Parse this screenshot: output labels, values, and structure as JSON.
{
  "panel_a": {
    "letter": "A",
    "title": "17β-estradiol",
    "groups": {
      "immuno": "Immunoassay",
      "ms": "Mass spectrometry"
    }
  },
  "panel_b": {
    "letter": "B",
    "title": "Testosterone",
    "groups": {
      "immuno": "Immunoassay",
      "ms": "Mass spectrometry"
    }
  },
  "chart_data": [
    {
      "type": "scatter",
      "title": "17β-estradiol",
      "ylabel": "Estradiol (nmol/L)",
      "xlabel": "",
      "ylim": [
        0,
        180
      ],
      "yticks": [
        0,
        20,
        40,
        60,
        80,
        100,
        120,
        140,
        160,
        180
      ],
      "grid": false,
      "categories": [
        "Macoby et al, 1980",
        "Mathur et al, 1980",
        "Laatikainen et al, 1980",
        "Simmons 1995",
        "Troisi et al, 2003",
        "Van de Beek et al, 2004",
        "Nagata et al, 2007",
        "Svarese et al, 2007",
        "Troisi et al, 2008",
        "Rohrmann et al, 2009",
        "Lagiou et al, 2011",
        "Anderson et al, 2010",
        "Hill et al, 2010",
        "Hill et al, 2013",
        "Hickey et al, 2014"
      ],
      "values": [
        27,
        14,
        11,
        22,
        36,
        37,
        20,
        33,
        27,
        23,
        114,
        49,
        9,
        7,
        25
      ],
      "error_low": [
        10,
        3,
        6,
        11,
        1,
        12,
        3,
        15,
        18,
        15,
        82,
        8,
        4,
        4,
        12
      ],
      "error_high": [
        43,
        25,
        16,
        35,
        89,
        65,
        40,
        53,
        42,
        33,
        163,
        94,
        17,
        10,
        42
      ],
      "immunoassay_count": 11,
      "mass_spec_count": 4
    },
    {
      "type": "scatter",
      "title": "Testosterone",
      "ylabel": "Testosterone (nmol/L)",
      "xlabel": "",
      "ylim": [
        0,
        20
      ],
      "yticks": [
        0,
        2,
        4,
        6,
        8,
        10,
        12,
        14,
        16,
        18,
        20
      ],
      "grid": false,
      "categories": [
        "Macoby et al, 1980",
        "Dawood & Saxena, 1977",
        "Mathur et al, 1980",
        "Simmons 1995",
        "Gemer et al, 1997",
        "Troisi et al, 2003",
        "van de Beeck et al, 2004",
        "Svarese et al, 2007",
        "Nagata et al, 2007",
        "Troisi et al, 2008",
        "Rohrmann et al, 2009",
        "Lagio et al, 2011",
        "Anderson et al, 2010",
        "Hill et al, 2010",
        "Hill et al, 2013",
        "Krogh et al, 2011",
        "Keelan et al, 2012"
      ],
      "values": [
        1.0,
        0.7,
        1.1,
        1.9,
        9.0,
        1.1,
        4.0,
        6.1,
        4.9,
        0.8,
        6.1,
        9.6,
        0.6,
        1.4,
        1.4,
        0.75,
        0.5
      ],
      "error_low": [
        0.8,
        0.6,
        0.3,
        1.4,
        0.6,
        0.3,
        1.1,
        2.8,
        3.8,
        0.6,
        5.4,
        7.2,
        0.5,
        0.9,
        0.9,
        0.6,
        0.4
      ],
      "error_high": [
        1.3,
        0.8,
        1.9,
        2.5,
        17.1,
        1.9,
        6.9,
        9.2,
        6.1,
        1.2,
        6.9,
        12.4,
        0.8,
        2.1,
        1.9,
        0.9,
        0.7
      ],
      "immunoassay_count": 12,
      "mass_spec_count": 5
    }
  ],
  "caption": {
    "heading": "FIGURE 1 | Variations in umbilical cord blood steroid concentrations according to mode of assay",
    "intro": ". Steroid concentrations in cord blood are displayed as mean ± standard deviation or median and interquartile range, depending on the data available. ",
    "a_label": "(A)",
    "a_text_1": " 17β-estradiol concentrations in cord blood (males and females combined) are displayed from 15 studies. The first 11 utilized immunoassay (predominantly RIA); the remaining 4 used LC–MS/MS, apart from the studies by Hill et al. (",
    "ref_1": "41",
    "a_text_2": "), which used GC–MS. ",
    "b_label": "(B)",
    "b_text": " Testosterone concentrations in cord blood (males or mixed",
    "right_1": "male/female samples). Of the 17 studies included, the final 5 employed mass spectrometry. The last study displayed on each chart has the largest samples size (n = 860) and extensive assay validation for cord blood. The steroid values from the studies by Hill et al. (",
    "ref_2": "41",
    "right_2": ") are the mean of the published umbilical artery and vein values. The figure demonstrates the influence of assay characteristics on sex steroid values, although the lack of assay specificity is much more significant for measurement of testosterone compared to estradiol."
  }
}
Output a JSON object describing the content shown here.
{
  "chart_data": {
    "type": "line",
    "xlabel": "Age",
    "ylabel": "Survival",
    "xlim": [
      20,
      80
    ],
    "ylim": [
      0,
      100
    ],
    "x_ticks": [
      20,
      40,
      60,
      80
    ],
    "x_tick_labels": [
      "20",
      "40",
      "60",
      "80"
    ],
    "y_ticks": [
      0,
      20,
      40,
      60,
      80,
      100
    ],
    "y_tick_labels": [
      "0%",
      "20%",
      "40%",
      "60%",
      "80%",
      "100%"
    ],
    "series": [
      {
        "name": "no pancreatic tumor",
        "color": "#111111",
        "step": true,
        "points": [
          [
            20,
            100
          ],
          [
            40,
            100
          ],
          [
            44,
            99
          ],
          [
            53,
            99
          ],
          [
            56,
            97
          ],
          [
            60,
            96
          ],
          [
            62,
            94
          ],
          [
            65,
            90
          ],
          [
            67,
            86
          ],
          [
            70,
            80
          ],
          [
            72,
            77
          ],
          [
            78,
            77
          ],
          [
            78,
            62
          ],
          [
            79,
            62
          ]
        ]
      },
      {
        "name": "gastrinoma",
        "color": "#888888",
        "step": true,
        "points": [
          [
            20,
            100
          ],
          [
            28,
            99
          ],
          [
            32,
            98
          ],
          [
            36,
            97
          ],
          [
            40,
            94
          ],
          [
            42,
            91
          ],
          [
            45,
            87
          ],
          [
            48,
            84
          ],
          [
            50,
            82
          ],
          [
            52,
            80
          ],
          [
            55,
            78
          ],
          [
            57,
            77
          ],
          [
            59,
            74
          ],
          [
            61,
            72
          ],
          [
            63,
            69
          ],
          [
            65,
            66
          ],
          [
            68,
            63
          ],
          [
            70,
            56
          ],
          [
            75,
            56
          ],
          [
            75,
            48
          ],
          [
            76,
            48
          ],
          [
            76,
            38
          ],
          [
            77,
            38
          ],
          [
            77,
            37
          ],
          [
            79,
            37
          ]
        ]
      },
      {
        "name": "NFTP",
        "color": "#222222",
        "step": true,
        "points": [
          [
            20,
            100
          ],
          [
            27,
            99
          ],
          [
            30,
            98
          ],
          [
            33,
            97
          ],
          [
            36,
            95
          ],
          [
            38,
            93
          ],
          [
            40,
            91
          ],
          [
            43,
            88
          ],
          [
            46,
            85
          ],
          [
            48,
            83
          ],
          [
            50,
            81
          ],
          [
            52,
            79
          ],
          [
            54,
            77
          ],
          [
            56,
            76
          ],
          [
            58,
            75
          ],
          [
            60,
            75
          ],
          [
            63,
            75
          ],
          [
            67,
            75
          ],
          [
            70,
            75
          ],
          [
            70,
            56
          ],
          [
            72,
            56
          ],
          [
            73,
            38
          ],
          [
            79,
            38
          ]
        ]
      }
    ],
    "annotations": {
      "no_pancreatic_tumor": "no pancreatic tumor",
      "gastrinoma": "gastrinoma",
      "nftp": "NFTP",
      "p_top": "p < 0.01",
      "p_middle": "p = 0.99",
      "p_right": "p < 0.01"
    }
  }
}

....

The entries above are to be retyped exactly.

(The completed task):
Parse this screenshot: output labels, values, and structure as JSON.
{
  "panel_a": {
    "letter": "A",
    "title": "17β-estradiol",
    "groups": {
      "immuno": "Immunoassay",
      "ms": "Mass spectrometry"
    }
  },
  "panel_b": {
    "letter": "B",
    "title": "Testosterone",
    "groups": {
      "immuno": "Immunoassay",
      "ms": "Mass spectrometry"
    }
  },
  "chart_data": [
    {
      "type": "scatter",
      "title": "17β-estradiol",
      "ylabel": "Estradiol (nmol/L)",
      "xlabel": "",
      "ylim": [
        0,
        180
      ],
      "yticks": [
        0,
        20,
        40,
        60,
        80,
        100,
        120,
        140,
        160,
        180
      ],
      "grid": false,
      "categories": [
        "Macoby et al, 1980",
        "Mathur et al, 1980",
        "Laatikainen et al, 1980",
        "Simmons 1995",
        "Troisi et al, 2003",
        "Van de Beek et al, 2004",
        "Nagata et al, 2007",
        "Svarese et al, 2007",
        "Troisi et al, 2008",
        "Rohrmann et al, 2009",
        "Lagiou et al, 2011",
        "Anderson et al, 2010",
        "Hill et al, 2010",
        "Hill et al, 2013",
        "Hickey et al, 2014"
      ],
      "values": [
        27,
        14,
        11,
        22,
        36,
        37,
        20,
        33,
        27,
        23,
        114,
        49,
        9,
        7,
        25
      ],
      "error_low": [
        10,
        3,
        6,
        11,
        1,
        12,
        3,
        15,
        18,
        15,
        82,
        8,
        4,
        4,
        12
      ],
      "error_high": [
        43,
        25,
        16,
        35,
        89,
        65,
        40,
        53,
        42,
        33,
        163,
        94,
        17,
        10,
        42
      ],
      "immunoassay_count": 11,
      "mass_spec_count": 4
    },
    {
      "type": "scatter",
      "title": "Testosterone",
      "ylabel": "Testosterone (nmol/L)",
      "xlabel": "",
      "ylim": [
        0,
        20
      ],
      "yticks": [
        0,
        2,
        4,
        6,
        8,
        10,
        12,
        14,
        16,
        18,
        20
      ],
      "grid": false,
      "categories": [
        "Macoby et al, 1980",
        "Dawood & Saxena, 1977",
        "Mathur et al, 1980",
        "Simmons 1995",
        "Gemer et al, 1997",
        "Troisi et al, 2003",
        "van de Beeck et al, 2004",
        "Svarese et al, 2007",
        "Nagata et al, 2007",
        "Troisi et al, 2008",
        "Rohrmann et al, 2009",
        "Lagio et al, 2011",
        "Anderson et al, 2010",
        "Hill et al, 2010",
        "Hill et al, 2013",
        "Krogh et al, 2011",
        "Keelan et al, 2012"
      ],
      "values": [
        1.0,
        0.7,
        1.1,
        1.9,
        9.0,
        1.1,
        4.0,
        6.1,
        4.9,
        0.8,
        6.1,
        9.6,
        0.6,
        1.4,
        1.4,
        0.75,
        0.5
      ],
      "error_low": [
        0.8,
        0.6,
        0.3,
        1.4,
        0.6,
        0.3,
        1.1,
        2.8,
        3.8,
        0.6,
        5.4,
        7.2,
        0.5,
        0.9,
        0.9,
        0.6,
        0.4
      ],
      "error_high": [
        1.3,
        0.8,
        1.9,
        2.5,
        17.1,
        1.9,
        6.9,
        9.2,
        6.1,
        1.2,
        6.9,
        12.4,
        0.8,
        2.1,
        1.9,
        0.9,
        0.7
      ],
      "immunoassay_count": 12,
      "mass_spec_count": 5
    }
  ],
  "caption": {
    "heading": "FIGURE 1 | Variations in umbilical cord blood steroid concentrations according to mode of assay",
    "intro": ". Steroid concentrations in cord blood are displayed as mean ± standard deviation or median and interquartile range, depending on the data available. ",
    "a_label": "(A)",
    "a_text_1": " 17β-estradiol concentrations in cord blood (males and females combined) are displayed from 15 studies. The first 11 utilized immunoassay (predominantly RIA); the remaining 4 used LC–MS/MS, apart from the studies by Hill et al. (",
    "ref_1": "41",
    "a_text_2": "), which used GC–MS. ",
    "b_label": "(B)",
    "b_text": " Testosterone concentrations in cord blood (males or mixed",
    "right_1": "male/female samples). Of the 17 studies included, the final 5 employed mass spectrometry. The last study displayed on each chart has the largest samples size (n = 860) and extensive assay validation for cord blood. The steroid values from the studies by Hill et al. (",
    "ref_2": "41",
    "right_2": ") are the mean of the published umbilical artery and vein values. The figure demonstrates the influence of assay characteristics on sex steroid values, although the lack of assay specificity is much more significant for measurement of testosterone compared to estradiol."
  }
}
Output a JSON object describing the content shown here.
{
  "chart_data": {
    "type": "line",
    "xlabel": "Age",
    "ylabel": "Survival",
    "xlim": [
      20,
      80
    ],
    "ylim": [
      0,
      100
    ],
    "x_ticks": [
      20,
      40,
      60,
      80
    ],
    "x_tick_labels": [
      "20",
      "40",
      "60",
      "80"
    ],
    "y_ticks": [
      0,
      20,
      40,
      60,
      80,
      100
    ],
    "y_tick_labels": [
      "0%",
      "20%",
      "40%",
      "60%",
      "80%",
      "100%"
    ],
    "series": [
      {
        "name": "no pancreatic tumor",
        "color": "#111111",
        "step": true,
        "points": [
          [
            20,
            100
          ],
          [
            40,
            100
          ],
          [
            44,
            99
          ],
          [
            53,
            99
          ],
          [
            56,
            97
          ],
          [
            60,
            96
          ],
          [
            62,
            94
          ],
          [
            65,
            90
          ],
          [
            67,
            86
          ],
          [
            70,
            80
          ],
          [
            72,
            77
          ],
          [
            78,
            77
          ],
          [
            78,
            62
          ],
          [
            79,
            62
          ]
        ]
      },
      {
        "name": "gastrinoma",
        "color": "#888888",
        "step": true,
        "points": [
          [
            20,
            100
          ],
          [
            28,
            99
          ],
          [
            32,
            98
          ],
          [
            36,
            97
          ],
          [
            40,
            94
          ],
          [
            42,
            91
          ],
          [
            45,
            87
          ],
          [
            48,
            84
          ],
          [
            50,
            82
          ],
          [
            52,
            80
          ],
          [
            55,
            78
          ],
          [
            57,
            77
          ],
          [
            59,
            74
          ],
          [
            61,
            72
          ],
          [
            63,
            69
          ],
          [
            65,
            66
          ],
          [
            68,
            63
          ],
          [
            70,
            56
          ],
          [
            75,
            56
          ],
          [
            75,
            48
          ],
          [
            76,
            48
          ],
          [
            76,
            38
          ],
          [
            77,
            38
          ],
          [
            77,
            37
          ],
          [
            79,
            37
          ]
        ]
      },
      {
        "name": "NFTP",
        "color": "#222222",
        "step": true,
        "points": [
          [
            20,
            100
          ],
          [
            27,
            99
          ],
          [
            30,
            98
          ],
          [
            33,
            97
          ],
          [
            36,
            95
          ],
          [
            38,
            93
          ],
          [
            40,
            91
          ],
          [
            43,
            88
          ],
          [
            46,
            85
          ],
          [
            48,
            83
          ],
          [
            50,
            81
          ],
          [
            52,
            79
          ],
          [
            54,
            77
          ],
          [
            56,
            76
          ],
          [
            58,
            75
          ],
          [
            60,
            75
          ],
          [
            63,
            75
          ],
          [
            67,
            75
          ],
          [
            70,
            75
          ],
          [
            70,
            56
          ],
          [
            72,
            56
          ],
          [
            73,
            38
          ],
          [
            79,
            38
          ]
        ]
      }
    ],
    "annotations": {
      "no_pancreatic_tumor": "no pancreatic tumor",
      "gastrinoma": "gastrinoma",
      "nftp": "NFTP",
      "p_top": "p < 0.01",
      "p_middle": "p = 0.99",
      "p_right": "p < 0.01"
    }
  }
}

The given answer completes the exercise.